[Dataset records]
————

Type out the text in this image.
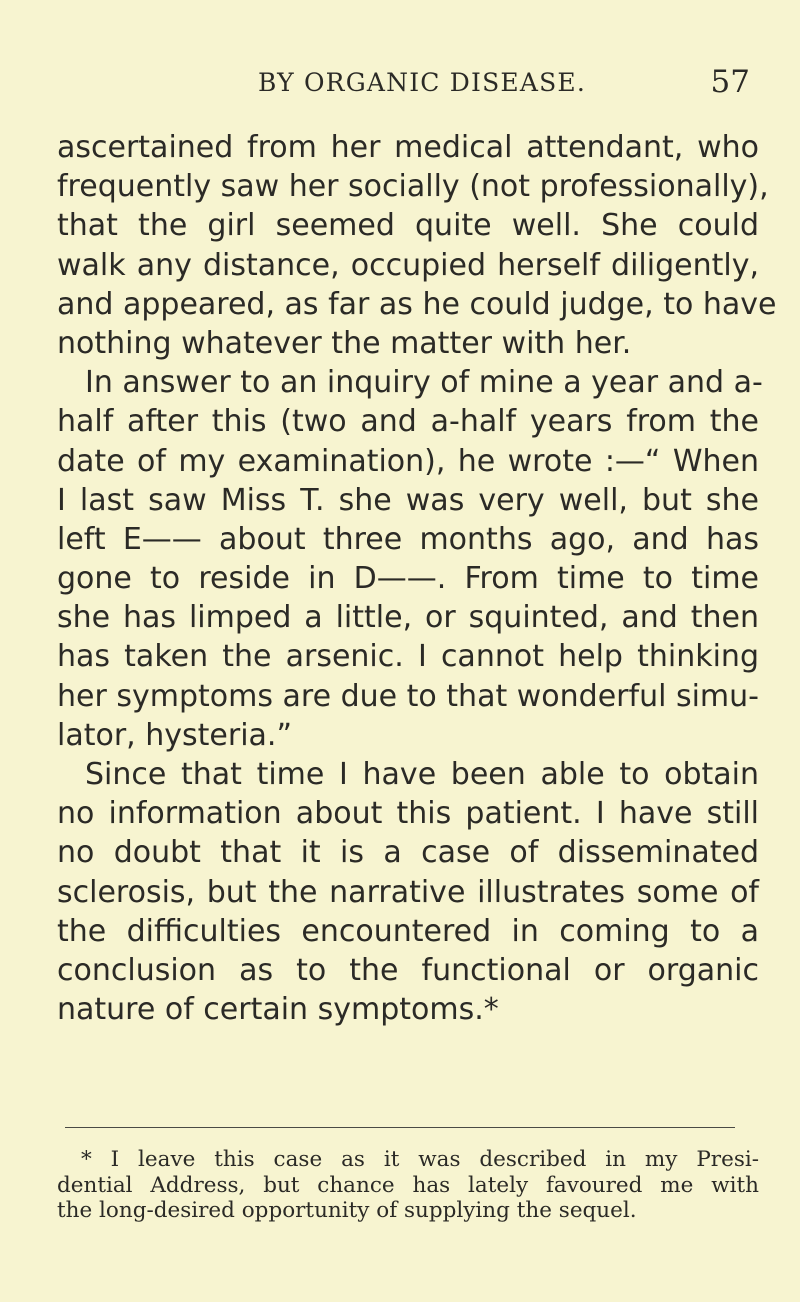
BY ORGANIC DISEASE.	57
ascertained from her medical attendant, who
frequently saw her socially (not professionally),
that the girl seemed quite well. She could
walk any distance, occupied herself diligently,
and appeared, as far as he could judge, to have
nothing whatever the matter with her.
In answer to an inquiry of mine a year and a-
half after this (two and a-half years from the
date of my examination), he wrote :—“ When
I last saw Miss T. she was very well, but she
left E—— about three months ago, and has
gone to reside in D——. From time to time
she has limped a little, or squinted, and then
has taken the arsenic. I cannot help thinking
her symptoms are due to that wonderful simu-
lator, hysteria.”
Since that time I have been able to obtain
no information about this patient. I have still
no doubt that it is a case of disseminated
sclerosis, but the narrative illustrates some of
the difficulties encountered in coming to a
conclusion as to the functional or organic
nature of certain symptoms.*
* I leave this case as it was described in my Presi-
dential Address, but chance has lately favoured me with
the long-desired opportunity of supplying the sequel.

————

● Required work: Quote the data above in full and without alteration; skip the pictures.

● Written reply:
Type out the text in this image.
BY ORGANIC DISEASE.	57
ascertained from her medical attendant, who
frequently saw her socially (not professionally),
that the girl seemed quite well. She could
walk any distance, occupied herself diligently,
and appeared, as far as he could judge, to have
nothing whatever the matter with her.
In answer to an inquiry of mine a year and a-
half after this (two and a-half years from the
date of my examination), he wrote :—“ When
I last saw Miss T. she was very well, but she
left E—— about three months ago, and has
gone to reside in D——. From time to time
she has limped a little, or squinted, and then
has taken the arsenic. I cannot help thinking
her symptoms are due to that wonderful simu-
lator, hysteria.”
Since that time I have been able to obtain
no information about this patient. I have still
no doubt that it is a case of disseminated
sclerosis, but the narrative illustrates some of
the difficulties encountered in coming to a
conclusion as to the functional or organic
nature of certain symptoms.*
* I leave this case as it was described in my Presi-
dential Address, but chance has lately favoured me with
the long-desired opportunity of supplying the sequel.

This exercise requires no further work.